═════ EXCERPT ═════

As Henry observed, silently and imposingly, the Impact broke into two separate 5v2 games of two-touch keep away. It’s a standard warm-up drill, one designed to get touches on the ball and brains in the game before the serious work begins. Bojan showed well, thinking quicker than his teammates, seeing passing angles faster, playing in three dimensions rather than two. For a few minutes, it’s as if he is back at Barca’s La Masia.

Since his teenage years, Bojan could, comparatively at least, do what he wanted. He was young and rich, someone who could jet off to the U.S. Open for a day or two because he loves tennis, which he did last summer. His Instagram is a snapshot of athletic privilege. Here he is at a Clippers game, eating some fantastic meals, hiking, and training under the watchful eye of Henry.

Yet, in a sense, he’s also trapped, both by his fame, which limits his freedom, and by how closely his on-field performance is tied to his emotional well-being. “If I feel good in football, the rest I’m feeling very good, you know?” he says.

Stoke-on-Trent has its charms, but also, if you wanted a cartoon metaphor for the central English town, you’d do worse than to picture Eeyore from Winnie the Pooh with a freezing rain cloud above his head. Bojan says he was “one of the happiest footballers in the world” at Stoke because for a couple of years, the soccer was fun and fast; he had freedom. When that came crashing down, the never-ending rainy 45-degree days become very overbearing, very fast. And because of his Messi-tied past, his words are magnified. Mention anxiety attacks, as he did in a 2018 interview with Sid Lowe, and make headlines around the world. That’s a lot of weight to carry on some pretty slender shoulders.

Montreal represented a different opportunity, a chance to see a new part of the world, join a growing league and help turn around a franchise. A lot of friends and family were excited for Bojan; excited to come visit him, too. But they aren’t here now — the plan is for his girlfriend to move to Canada sometime in 2020 — and it’s lonely.

“It’s been like a month and a half that I am alone in hotels, with suitcases, in your room, that you don’t know how to do,” he says. “And that’s hard. You can say you are in a great hotel, you are in a great city, you went out one morning, but the value to be with your friends, the value to be with your family, it’s important when you are not in your country, you know?”

Bojan is a young guy in a new city, surrounded by teammates but more or less alone. While there are plenty of players he respects, “it’s hard to find a friend in this sport,” he says. Everyone is too competitive, too driven, and the life of a pro is too transactional and transitional. Here one season, gone the next. Imagine changing high schools every year, but with higher stakes and lower incentives for bonding. In MLS, Bojan feels closest to fellow 29-year-old and former La Masia teammate Jonathan dos Santos, but he plays for the LA Galaxy. It’s not as though they can hang out on a Tuesday night.

═════ MATERIAL FOR THE TASK ═════

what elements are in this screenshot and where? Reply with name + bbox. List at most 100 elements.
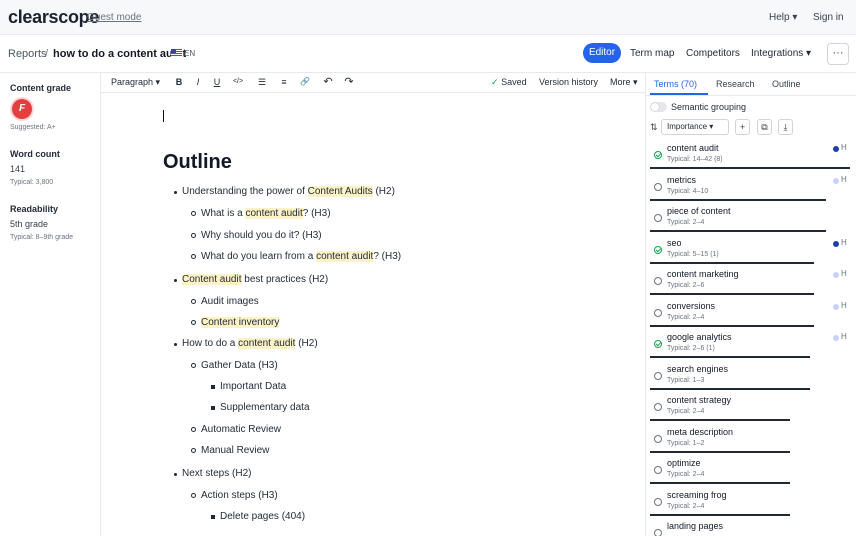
integrations-menu[interactable]: Integrations ▾: [751, 48, 811, 59]
bullet-list-icon[interactable]: ☰: [256, 76, 268, 88]
version-history-button[interactable]: Version history: [539, 77, 598, 87]
word-count-label: Word count: [10, 149, 60, 159]
term-name: metrics: [667, 174, 696, 185]
undo-icon[interactable]: ↶: [322, 76, 334, 88]
bullet-icon: [191, 448, 196, 453]
term-map-tab[interactable]: Term map: [630, 48, 674, 59]
term-typical: Typical: 2–4: [667, 408, 705, 415]
outline-line[interactable]: Manual Review: [201, 445, 269, 456]
readability-typical: Typical: 8–9th grade: [10, 234, 74, 241]
term-row[interactable]: content marketing Typical: 2–6 H: [646, 268, 856, 299]
term-row[interactable]: search engines Typical: 1–3: [646, 363, 856, 394]
term-row[interactable]: seo Typical: 5–15 (1) H: [646, 237, 856, 268]
redo-icon[interactable]: ↷: [343, 76, 355, 88]
bullet-icon: [191, 427, 196, 432]
circle-icon: [654, 529, 662, 536]
term-row[interactable]: screaming frog Typical: 2–4: [646, 489, 856, 520]
term-progress-bar: [650, 293, 814, 295]
term-row[interactable]: content audit Typical: 14–42 (8) H: [646, 142, 856, 173]
term-row[interactable]: landing pages: [646, 520, 856, 536]
term-typical: Typical: 14–42 (8): [667, 156, 723, 163]
outline-line[interactable]: Supplementary data: [220, 402, 310, 413]
circle-icon: [654, 182, 662, 191]
outline-line[interactable]: Content audit best practices (H2): [182, 274, 328, 285]
document-heading[interactable]: Outline: [163, 151, 232, 174]
term-row[interactable]: optimize Typical: 2–4: [646, 457, 856, 488]
italic-icon[interactable]: I: [192, 76, 204, 88]
heading-usage-dot-icon: [833, 335, 839, 341]
bullet-icon: [191, 363, 196, 368]
sort-icon[interactable]: ⇅: [650, 122, 658, 133]
circle-icon: [654, 308, 662, 317]
bold-icon[interactable]: B: [173, 76, 185, 88]
sort-select[interactable]: Importance ▾: [661, 119, 729, 135]
add-term-icon[interactable]: +: [735, 119, 750, 135]
outline-line[interactable]: How to do a content audit (H2): [182, 338, 318, 349]
content-metrics-panel: Content grade F Suggested: A+ Word count…: [0, 73, 101, 536]
term-row[interactable]: google analytics Typical: 2–6 (1) H: [646, 331, 856, 362]
term-name: content audit: [667, 143, 719, 153]
outline-line[interactable]: Understanding the power of Content Audit…: [182, 186, 395, 197]
term-typical: Typical: 5–15 (1): [667, 250, 719, 258]
term-progress-bar: [650, 419, 790, 421]
term-progress-bar: [650, 324, 814, 327]
download-icon[interactable]: ⤓: [778, 119, 793, 135]
tab-research[interactable]: Research: [716, 79, 755, 89]
guest-mode-link[interactable]: Guest mode: [87, 12, 141, 23]
paragraph-label: Paragraph: [111, 77, 154, 87]
more-options-button[interactable]: ···: [827, 43, 849, 65]
tab-outline[interactable]: Outline: [772, 79, 801, 89]
outline-line[interactable]: Automatic Review: [201, 424, 281, 435]
sign-in-link[interactable]: Sign in: [813, 12, 844, 23]
report-title: how to do a content audit: [53, 48, 187, 60]
bullet-icon: [211, 406, 215, 410]
document-editor[interactable]: Outline Understanding the power of Conte…: [101, 93, 645, 536]
help-menu[interactable]: Help ▾: [769, 12, 797, 23]
competitors-tab[interactable]: Competitors: [686, 48, 740, 59]
editor-tab-button[interactable]: Editor: [583, 43, 621, 63]
term-row[interactable]: conversions Typical: 2–4 H: [646, 300, 856, 331]
help-label: Help: [769, 12, 790, 23]
semantic-grouping-toggle[interactable]: [650, 102, 667, 112]
copy-icon[interactable]: ⧉: [757, 119, 772, 135]
outline-line[interactable]: Audit images: [201, 296, 259, 307]
terms-panel: Terms (70) Research Outline Semantic gro…: [645, 73, 856, 536]
outline-line[interactable]: Delete pages (404): [220, 511, 305, 522]
more-menu[interactable]: More ▾: [610, 77, 638, 88]
term-row[interactable]: content strategy Typical: 2–4: [646, 394, 856, 425]
term-progress-bar: [650, 450, 790, 453]
ordered-list-icon[interactable]: ≡: [278, 76, 290, 88]
link-icon[interactable]: 🔗: [299, 76, 311, 88]
tab-terms[interactable]: Terms (70): [654, 79, 697, 89]
report-header: Reports / how to do a content audit EN E…: [0, 35, 856, 73]
check-circle-icon: [654, 151, 662, 159]
term-row[interactable]: piece of content Typical: 2–4: [646, 205, 856, 236]
outline-line[interactable]: Important Data: [220, 381, 286, 392]
check-icon: ✓: [491, 77, 499, 87]
bullet-icon: [174, 473, 177, 476]
heading-usage-dot-icon: [833, 177, 839, 184]
term-name: content marketing: [667, 269, 739, 279]
paragraph-style-dropdown[interactable]: Paragraph ▾: [111, 77, 160, 88]
outline-line[interactable]: What is a content audit? (H3): [201, 208, 331, 219]
bullet-icon: [191, 233, 196, 238]
breadcrumb-reports[interactable]: Reports: [8, 48, 47, 60]
underline-icon[interactable]: U: [211, 76, 223, 88]
language-label: EN: [184, 49, 196, 58]
outline-line[interactable]: Why should you do it? (H3): [201, 230, 322, 241]
term-row[interactable]: meta description Typical: 1–2: [646, 426, 856, 457]
outline-line[interactable]: Action steps (H3): [201, 490, 278, 501]
term-name: content strategy: [667, 395, 732, 405]
outline-line[interactable]: Gather Data (H3): [201, 360, 278, 371]
outline-line[interactable]: Content inventory: [201, 317, 280, 328]
word-count-typical: Typical: 3,800: [10, 179, 54, 186]
term-name: search engines: [667, 363, 729, 374]
clearscope-logo[interactable]: clearscope: [8, 7, 99, 28]
heading-indicator: H: [841, 332, 847, 341]
term-name: conversions: [667, 300, 716, 311]
outline-line[interactable]: What do you learn from a content audit? …: [201, 251, 401, 262]
code-icon[interactable]: </>: [232, 76, 244, 88]
term-row[interactable]: metrics Typical: 4–10 H: [646, 174, 856, 205]
outline-line[interactable]: Next steps (H2): [182, 468, 251, 479]
chevron-down-icon: ▾: [709, 122, 714, 131]
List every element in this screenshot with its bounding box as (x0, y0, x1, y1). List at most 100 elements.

═════

◆ REQUIRED TASKS
(a) In the Bojan excerpt, which MLS player does Bojan feel closest to?
(b) From the records, extract the lines starting with the one that contains "48, 811, 59]" and ending with the one that contains "circle-icon: [654, 529, 662, 536]", both included.

◆ EXERCISE RESULTS
(a) Jonathan dos Santos, his fellow 29-year-old and former La Masia teammate, who plays for the LA Galaxy.

(b)
integrations-menu[interactable]: Integrations ▾: [751, 48, 811, 59]
bullet-list-icon[interactable]: ☰: [256, 76, 268, 88]
version-history-button[interactable]: Version history: [539, 77, 598, 87]
word-count-label: Word count: [10, 149, 60, 159]
term-name: metrics: [667, 174, 696, 185]
undo-icon[interactable]: ↶: [322, 76, 334, 88]
bullet-icon: [191, 448, 196, 453]
term-map-tab[interactable]: Term map: [630, 48, 674, 59]
term-typical: Typical: 2–4: [667, 408, 705, 415]
outline-line[interactable]: Manual Review: [201, 445, 269, 456]
readability-typical: Typical: 8–9th grade: [10, 234, 74, 241]
term-row[interactable]: content marketing Typical: 2–6 H: [646, 268, 856, 299]
term-row[interactable]: search engines Typical: 1–3: [646, 363, 856, 394]
term-row[interactable]: seo Typical: 5–15 (1) H: [646, 237, 856, 268]
redo-icon[interactable]: ↷: [343, 76, 355, 88]
bullet-icon: [191, 427, 196, 432]
circle-icon: [654, 529, 662, 536]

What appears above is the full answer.